What to produce: In your answer, every line of the records should be written out exactly.

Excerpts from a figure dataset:
▬▬▬▬▬▬▬▬▬▬
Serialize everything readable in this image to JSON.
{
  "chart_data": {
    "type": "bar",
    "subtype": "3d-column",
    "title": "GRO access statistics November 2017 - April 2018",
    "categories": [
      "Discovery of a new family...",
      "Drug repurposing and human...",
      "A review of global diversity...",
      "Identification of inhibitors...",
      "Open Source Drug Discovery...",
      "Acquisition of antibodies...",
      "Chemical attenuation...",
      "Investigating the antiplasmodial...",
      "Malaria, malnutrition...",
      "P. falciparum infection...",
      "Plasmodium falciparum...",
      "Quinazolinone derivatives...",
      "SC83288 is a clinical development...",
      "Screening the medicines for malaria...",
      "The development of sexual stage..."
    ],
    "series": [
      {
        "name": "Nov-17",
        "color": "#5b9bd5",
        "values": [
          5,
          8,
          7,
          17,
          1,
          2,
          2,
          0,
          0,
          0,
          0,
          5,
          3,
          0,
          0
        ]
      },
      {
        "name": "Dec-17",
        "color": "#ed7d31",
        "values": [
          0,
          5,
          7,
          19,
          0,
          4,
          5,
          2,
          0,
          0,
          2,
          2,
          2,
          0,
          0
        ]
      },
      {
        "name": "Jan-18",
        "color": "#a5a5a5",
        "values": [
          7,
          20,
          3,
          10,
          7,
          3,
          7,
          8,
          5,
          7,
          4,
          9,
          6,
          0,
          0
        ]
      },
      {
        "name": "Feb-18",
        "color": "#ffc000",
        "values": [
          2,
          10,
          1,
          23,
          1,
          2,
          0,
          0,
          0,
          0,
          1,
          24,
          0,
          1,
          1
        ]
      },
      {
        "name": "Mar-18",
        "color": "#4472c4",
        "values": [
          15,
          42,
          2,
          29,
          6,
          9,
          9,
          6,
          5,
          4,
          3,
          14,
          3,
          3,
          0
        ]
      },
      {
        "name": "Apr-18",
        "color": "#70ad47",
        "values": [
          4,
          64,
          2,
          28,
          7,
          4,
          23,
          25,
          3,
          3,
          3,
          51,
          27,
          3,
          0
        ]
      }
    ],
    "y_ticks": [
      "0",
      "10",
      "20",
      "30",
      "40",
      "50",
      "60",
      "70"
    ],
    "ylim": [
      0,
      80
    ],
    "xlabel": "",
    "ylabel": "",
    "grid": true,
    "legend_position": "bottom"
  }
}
▬▬▬▬▬▬▬▬▬▬
Exercise output:
Serialize everything readable in this image to JSON.
{
  "chart_data": {
    "type": "bar",
    "subtype": "3d-column",
    "title": "GRO access statistics November 2017 - April 2018",
    "categories": [
      "Discovery of a new family...",
      "Drug repurposing and human...",
      "A review of global diversity...",
      "Identification of inhibitors...",
      "Open Source Drug Discovery...",
      "Acquisition of antibodies...",
      "Chemical attenuation...",
      "Investigating the antiplasmodial...",
      "Malaria, malnutrition...",
      "P. falciparum infection...",
      "Plasmodium falciparum...",
      "Quinazolinone derivatives...",
      "SC83288 is a clinical development...",
      "Screening the medicines for malaria...",
      "The development of sexual stage..."
    ],
    "series": [
      {
        "name": "Nov-17",
        "color": "#5b9bd5",
        "values": [
          5,
          8,
          7,
          17,
          1,
          2,
          2,
          0,
          0,
          0,
          0,
          5,
          3,
          0,
          0
        ]
      },
      {
        "name": "Dec-17",
        "color": "#ed7d31",
        "values": [
          0,
          5,
          7,
          19,
          0,
          4,
          5,
          2,
          0,
          0,
          2,
          2,
          2,
          0,
          0
        ]
      },
      {
        "name": "Jan-18",
        "color": "#a5a5a5",
        "values": [
          7,
          20,
          3,
          10,
          7,
          3,
          7,
          8,
          5,
          7,
          4,
          9,
          6,
          0,
          0
        ]
      },
      {
        "name": "Feb-18",
        "color": "#ffc000",
        "values": [
          2,
          10,
          1,
          23,
          1,
          2,
          0,
          0,
          0,
          0,
          1,
          24,
          0,
          1,
          1
        ]
      },
      {
        "name": "Mar-18",
        "color": "#4472c4",
        "values": [
          15,
          42,
          2,
          29,
          6,
          9,
          9,
          6,
          5,
          4,
          3,
          14,
          3,
          3,
          0
        ]
      },
      {
        "name": "Apr-18",
        "color": "#70ad47",
        "values": [
          4,
          64,
          2,
          28,
          7,
          4,
          23,
          25,
          3,
          3,
          3,
          51,
          27,
          3,
          0
        ]
      }
    ],
    "y_ticks": [
      "0",
      "10",
      "20",
      "30",
      "40",
      "50",
      "60",
      "70"
    ],
    "ylim": [
      0,
      80
    ],
    "xlabel": "",
    "ylabel": "",
    "grid": true,
    "legend_position": "bottom"
  }
}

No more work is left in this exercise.